-- What the task requires --
Return every line of the data below that includes the string "xlabel".

___ Provided records

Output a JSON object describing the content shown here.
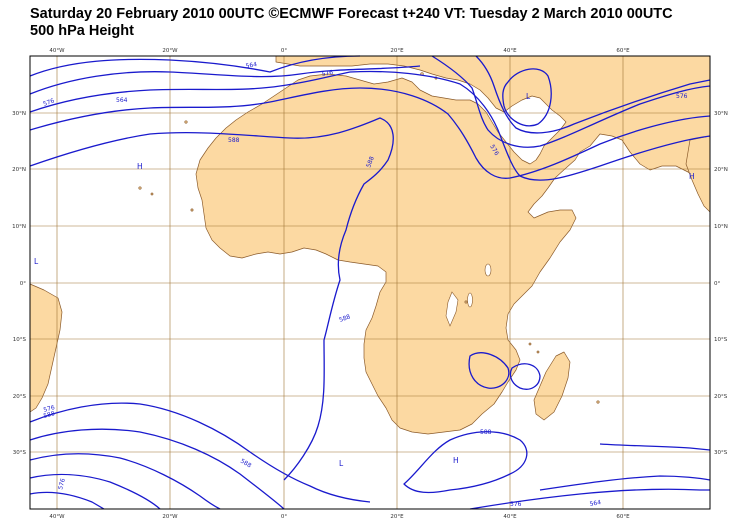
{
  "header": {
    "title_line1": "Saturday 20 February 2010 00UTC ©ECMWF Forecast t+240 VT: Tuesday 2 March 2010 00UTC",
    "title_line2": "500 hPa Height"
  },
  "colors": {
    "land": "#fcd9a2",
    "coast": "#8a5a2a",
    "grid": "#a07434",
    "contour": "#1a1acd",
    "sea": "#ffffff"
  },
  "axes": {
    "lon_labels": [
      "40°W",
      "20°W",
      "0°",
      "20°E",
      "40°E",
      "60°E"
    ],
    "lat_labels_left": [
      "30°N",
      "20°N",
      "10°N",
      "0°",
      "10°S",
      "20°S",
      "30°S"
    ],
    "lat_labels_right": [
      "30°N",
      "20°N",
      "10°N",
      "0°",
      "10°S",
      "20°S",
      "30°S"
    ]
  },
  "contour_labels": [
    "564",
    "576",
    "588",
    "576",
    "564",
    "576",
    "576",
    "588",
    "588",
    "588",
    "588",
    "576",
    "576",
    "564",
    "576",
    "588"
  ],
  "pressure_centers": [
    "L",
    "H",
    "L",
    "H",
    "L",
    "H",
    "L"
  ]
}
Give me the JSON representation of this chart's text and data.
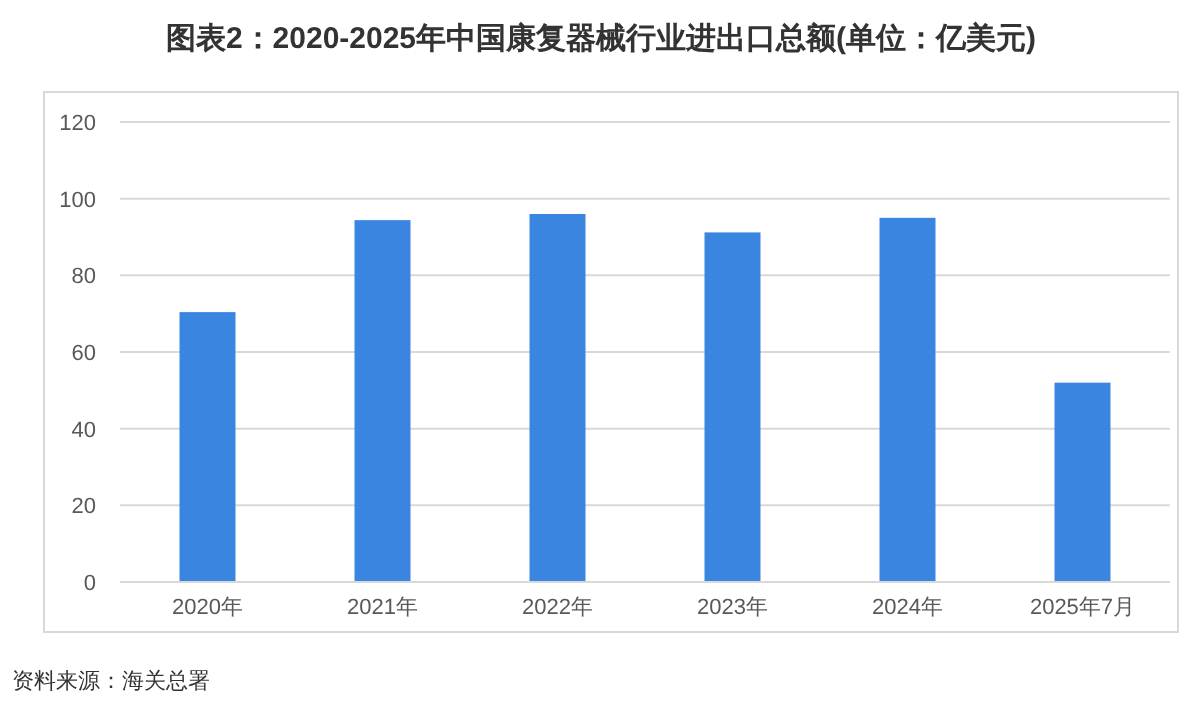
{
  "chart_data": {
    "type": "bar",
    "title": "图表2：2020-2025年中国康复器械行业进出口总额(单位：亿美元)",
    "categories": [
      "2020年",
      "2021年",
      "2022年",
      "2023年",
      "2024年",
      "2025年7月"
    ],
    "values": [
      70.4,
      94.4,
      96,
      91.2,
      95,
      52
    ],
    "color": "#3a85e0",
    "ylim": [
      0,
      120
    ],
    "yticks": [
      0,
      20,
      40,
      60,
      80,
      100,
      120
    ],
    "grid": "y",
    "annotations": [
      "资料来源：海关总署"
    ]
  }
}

______
___ Provided records

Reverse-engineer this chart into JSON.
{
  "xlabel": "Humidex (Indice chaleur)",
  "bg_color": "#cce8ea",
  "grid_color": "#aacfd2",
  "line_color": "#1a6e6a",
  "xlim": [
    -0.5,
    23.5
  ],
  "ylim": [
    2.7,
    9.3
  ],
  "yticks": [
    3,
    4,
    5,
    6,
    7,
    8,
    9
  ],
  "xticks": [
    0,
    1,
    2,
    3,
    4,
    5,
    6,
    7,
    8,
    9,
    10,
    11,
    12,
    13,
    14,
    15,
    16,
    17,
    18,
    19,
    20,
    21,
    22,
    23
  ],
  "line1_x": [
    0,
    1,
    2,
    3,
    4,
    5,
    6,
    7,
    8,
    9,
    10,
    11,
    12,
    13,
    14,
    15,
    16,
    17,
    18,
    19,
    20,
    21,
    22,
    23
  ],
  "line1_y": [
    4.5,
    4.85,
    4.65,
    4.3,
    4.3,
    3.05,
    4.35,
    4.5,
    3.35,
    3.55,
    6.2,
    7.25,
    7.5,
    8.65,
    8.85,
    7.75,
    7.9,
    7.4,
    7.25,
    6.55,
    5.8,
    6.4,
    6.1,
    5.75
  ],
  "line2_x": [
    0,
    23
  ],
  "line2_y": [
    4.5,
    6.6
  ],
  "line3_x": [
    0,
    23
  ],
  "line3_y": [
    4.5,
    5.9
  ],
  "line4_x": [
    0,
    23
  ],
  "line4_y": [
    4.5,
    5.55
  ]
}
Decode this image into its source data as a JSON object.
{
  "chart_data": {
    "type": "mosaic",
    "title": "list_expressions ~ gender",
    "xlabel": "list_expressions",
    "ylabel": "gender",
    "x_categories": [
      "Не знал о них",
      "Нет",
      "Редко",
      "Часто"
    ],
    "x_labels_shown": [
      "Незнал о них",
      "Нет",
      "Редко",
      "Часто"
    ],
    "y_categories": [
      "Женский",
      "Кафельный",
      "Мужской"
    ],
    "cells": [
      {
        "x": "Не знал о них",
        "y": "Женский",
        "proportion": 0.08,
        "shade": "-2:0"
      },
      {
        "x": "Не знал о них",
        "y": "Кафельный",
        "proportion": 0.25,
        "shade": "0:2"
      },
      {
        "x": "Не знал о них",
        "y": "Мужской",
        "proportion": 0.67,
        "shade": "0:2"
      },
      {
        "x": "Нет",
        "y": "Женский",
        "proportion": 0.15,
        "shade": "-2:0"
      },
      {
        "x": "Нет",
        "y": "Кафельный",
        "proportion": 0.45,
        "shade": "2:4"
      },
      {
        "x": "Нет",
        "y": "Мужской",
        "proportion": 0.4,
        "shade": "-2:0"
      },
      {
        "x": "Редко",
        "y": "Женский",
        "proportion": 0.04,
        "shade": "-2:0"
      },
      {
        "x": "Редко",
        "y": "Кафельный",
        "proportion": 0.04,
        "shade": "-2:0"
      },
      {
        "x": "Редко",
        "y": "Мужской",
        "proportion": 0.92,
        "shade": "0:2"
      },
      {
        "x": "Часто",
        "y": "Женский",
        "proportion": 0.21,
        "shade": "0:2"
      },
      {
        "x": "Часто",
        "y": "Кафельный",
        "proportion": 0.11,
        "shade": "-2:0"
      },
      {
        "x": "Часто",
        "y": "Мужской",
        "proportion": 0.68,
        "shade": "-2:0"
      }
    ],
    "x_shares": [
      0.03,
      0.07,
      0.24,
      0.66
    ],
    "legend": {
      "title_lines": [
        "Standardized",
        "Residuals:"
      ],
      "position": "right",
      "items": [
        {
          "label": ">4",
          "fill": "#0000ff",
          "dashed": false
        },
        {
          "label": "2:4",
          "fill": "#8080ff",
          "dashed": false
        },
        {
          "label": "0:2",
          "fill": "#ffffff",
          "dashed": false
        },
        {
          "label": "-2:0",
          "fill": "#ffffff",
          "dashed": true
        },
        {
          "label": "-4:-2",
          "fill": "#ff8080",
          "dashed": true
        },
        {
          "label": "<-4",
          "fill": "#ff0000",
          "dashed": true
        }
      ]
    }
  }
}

______

-- Task result --
  "xlabel": "Humidex (Indice chaleur)",
    "xlabel": "list_expressions",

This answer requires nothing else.